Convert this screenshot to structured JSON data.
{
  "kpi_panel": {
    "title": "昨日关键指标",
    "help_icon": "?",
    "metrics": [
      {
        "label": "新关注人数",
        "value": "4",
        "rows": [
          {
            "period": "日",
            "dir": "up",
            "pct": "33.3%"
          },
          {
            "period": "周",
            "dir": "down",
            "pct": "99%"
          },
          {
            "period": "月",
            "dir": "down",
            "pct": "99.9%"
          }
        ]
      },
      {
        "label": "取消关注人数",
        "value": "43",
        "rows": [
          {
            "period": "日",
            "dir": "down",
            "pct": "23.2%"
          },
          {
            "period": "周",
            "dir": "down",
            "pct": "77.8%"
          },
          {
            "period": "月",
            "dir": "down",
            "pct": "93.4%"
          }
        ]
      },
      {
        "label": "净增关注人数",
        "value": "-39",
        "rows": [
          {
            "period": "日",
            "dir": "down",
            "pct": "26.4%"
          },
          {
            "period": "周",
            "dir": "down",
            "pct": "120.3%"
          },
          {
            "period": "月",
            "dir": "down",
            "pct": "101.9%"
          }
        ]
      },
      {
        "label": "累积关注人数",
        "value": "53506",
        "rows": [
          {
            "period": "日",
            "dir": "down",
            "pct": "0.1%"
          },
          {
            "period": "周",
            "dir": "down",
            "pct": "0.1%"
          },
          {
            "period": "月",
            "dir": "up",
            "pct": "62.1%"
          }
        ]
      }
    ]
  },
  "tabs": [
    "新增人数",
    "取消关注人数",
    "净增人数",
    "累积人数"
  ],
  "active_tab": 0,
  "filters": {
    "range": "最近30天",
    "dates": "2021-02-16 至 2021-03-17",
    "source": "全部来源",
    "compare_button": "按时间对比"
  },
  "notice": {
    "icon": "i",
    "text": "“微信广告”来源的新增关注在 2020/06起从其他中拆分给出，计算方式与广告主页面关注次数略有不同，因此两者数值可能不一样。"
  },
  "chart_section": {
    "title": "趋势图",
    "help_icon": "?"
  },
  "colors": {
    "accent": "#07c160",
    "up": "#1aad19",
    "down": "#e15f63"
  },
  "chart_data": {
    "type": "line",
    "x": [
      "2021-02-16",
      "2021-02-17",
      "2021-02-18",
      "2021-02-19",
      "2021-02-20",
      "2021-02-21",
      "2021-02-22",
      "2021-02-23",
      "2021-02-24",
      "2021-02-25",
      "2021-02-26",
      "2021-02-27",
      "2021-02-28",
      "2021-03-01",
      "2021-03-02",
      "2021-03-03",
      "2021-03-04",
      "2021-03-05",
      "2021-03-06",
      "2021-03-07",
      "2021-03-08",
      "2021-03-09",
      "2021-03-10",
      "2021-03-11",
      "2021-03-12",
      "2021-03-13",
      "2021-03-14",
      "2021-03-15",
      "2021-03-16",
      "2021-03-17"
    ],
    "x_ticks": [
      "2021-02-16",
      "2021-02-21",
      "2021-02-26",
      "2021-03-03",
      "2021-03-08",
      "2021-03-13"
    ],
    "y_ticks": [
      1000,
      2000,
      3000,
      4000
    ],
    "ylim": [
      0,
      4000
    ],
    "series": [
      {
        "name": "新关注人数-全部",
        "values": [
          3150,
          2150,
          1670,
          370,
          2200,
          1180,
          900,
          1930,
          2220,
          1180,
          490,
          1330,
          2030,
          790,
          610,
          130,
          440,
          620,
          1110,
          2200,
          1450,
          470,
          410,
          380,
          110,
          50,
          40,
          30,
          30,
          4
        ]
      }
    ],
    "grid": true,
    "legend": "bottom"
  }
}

...

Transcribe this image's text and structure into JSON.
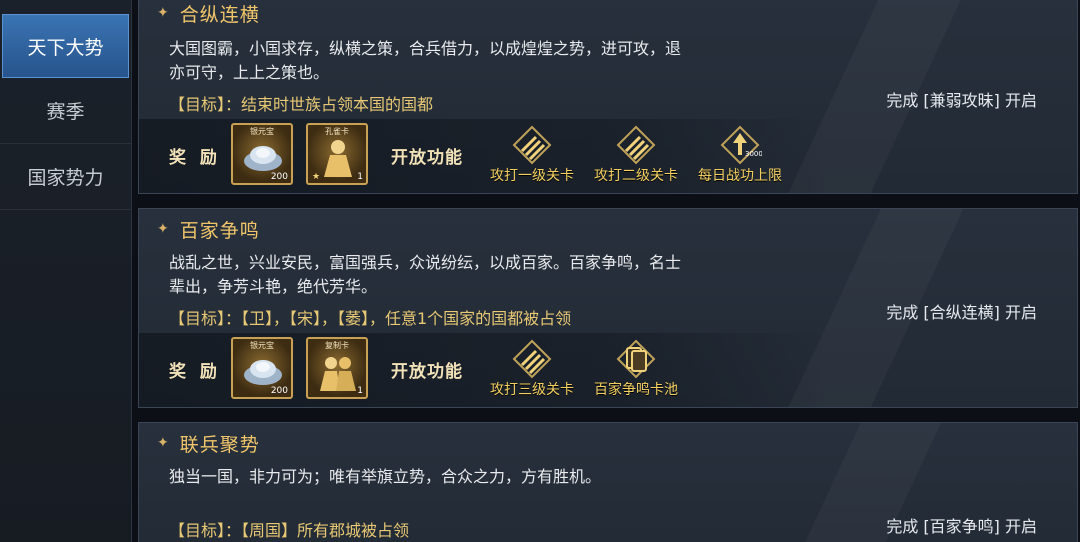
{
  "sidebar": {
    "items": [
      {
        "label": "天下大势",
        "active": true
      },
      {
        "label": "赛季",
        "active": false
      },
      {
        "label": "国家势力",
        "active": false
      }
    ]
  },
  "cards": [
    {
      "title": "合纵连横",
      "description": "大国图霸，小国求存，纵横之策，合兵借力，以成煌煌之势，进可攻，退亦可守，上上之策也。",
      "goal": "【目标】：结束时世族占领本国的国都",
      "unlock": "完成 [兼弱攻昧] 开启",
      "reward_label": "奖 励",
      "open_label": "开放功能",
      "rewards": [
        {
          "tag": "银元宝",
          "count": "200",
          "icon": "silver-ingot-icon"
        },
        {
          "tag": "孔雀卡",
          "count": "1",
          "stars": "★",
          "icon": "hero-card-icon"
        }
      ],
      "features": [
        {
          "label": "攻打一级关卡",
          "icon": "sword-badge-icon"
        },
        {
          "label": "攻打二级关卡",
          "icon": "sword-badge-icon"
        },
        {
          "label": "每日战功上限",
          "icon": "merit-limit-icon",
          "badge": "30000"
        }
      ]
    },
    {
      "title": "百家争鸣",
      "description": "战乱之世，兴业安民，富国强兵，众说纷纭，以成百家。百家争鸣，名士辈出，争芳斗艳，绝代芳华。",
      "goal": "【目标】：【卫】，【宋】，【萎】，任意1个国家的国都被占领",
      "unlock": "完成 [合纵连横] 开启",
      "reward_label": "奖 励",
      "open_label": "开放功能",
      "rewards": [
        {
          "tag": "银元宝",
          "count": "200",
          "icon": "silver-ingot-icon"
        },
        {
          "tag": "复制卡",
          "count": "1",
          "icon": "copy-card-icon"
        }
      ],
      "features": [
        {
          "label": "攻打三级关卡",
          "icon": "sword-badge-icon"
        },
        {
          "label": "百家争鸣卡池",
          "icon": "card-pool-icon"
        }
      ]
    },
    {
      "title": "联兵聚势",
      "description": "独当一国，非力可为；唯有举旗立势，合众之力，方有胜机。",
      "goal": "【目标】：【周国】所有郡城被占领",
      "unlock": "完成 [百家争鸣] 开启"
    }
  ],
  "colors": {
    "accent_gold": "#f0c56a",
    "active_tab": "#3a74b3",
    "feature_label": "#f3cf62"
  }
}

What is being asked: Where a line of the entries contains the word "JSON", copy that line.

The solution:
Convert this screenshot to structured JSON data.
Transcribe this image's text and structure into JSON.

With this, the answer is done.